What to work on >> Gather each line of the records where "ausentes" appears.

BEGIN The input

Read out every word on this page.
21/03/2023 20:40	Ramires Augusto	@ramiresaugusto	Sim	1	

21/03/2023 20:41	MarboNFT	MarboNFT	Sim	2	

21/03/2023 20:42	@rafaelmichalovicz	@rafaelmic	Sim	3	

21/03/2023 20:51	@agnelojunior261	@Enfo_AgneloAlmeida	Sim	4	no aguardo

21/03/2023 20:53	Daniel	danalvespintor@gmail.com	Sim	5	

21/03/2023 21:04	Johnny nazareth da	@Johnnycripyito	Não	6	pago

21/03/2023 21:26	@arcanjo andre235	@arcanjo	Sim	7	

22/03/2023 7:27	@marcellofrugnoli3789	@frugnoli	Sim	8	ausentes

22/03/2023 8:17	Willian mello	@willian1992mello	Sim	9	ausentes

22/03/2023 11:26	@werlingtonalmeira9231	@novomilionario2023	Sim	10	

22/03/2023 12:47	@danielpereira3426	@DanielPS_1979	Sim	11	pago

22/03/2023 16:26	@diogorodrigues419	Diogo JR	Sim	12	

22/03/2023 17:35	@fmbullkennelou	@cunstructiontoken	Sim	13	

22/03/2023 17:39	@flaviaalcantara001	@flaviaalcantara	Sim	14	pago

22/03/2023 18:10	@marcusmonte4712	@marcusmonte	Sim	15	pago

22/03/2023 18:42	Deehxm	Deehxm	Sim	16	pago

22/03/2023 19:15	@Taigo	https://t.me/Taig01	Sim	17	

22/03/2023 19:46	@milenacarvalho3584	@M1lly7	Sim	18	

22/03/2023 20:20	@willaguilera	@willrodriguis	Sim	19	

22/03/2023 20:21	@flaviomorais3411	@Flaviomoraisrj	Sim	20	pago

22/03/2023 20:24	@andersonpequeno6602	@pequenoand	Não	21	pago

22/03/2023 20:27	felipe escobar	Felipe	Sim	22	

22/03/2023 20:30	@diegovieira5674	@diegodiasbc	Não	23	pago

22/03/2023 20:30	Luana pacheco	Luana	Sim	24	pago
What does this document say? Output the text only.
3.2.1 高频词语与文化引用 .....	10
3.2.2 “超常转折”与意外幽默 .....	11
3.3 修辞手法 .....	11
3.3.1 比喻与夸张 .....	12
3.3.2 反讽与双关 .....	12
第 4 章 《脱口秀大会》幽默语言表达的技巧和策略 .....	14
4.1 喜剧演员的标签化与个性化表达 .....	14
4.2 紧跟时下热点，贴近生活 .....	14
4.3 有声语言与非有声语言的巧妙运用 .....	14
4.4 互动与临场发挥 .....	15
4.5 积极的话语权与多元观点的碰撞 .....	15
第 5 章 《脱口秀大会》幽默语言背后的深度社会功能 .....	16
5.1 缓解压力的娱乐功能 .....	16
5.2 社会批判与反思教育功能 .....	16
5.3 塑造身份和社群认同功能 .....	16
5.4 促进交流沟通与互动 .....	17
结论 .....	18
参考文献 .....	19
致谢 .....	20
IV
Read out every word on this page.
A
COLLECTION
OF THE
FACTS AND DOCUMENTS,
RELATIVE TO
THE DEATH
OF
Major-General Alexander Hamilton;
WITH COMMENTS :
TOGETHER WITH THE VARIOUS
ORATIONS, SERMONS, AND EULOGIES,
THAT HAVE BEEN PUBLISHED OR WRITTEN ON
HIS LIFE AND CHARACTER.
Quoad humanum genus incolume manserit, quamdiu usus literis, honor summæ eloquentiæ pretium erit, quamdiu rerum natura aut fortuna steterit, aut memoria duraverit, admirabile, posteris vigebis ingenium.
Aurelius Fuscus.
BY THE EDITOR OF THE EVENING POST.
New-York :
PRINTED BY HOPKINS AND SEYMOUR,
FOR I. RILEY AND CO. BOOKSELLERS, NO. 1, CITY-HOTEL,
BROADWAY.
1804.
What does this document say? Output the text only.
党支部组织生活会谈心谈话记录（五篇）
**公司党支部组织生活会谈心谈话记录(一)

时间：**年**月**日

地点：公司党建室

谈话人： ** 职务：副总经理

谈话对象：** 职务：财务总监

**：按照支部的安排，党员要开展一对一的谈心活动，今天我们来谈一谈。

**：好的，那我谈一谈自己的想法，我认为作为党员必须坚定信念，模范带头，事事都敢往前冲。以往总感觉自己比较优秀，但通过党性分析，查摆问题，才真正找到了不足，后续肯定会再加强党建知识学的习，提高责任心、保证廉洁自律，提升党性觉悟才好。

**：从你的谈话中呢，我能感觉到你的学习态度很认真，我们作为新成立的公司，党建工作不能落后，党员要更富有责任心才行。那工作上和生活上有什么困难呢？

END The input

Complete answer >>
22/03/2023 7:27	@marcellofrugnoli3789	@frugnoli	Sim	8	ausentes
22/03/2023 8:17	Willian mello	@willian1992mello	Sim	9	ausentes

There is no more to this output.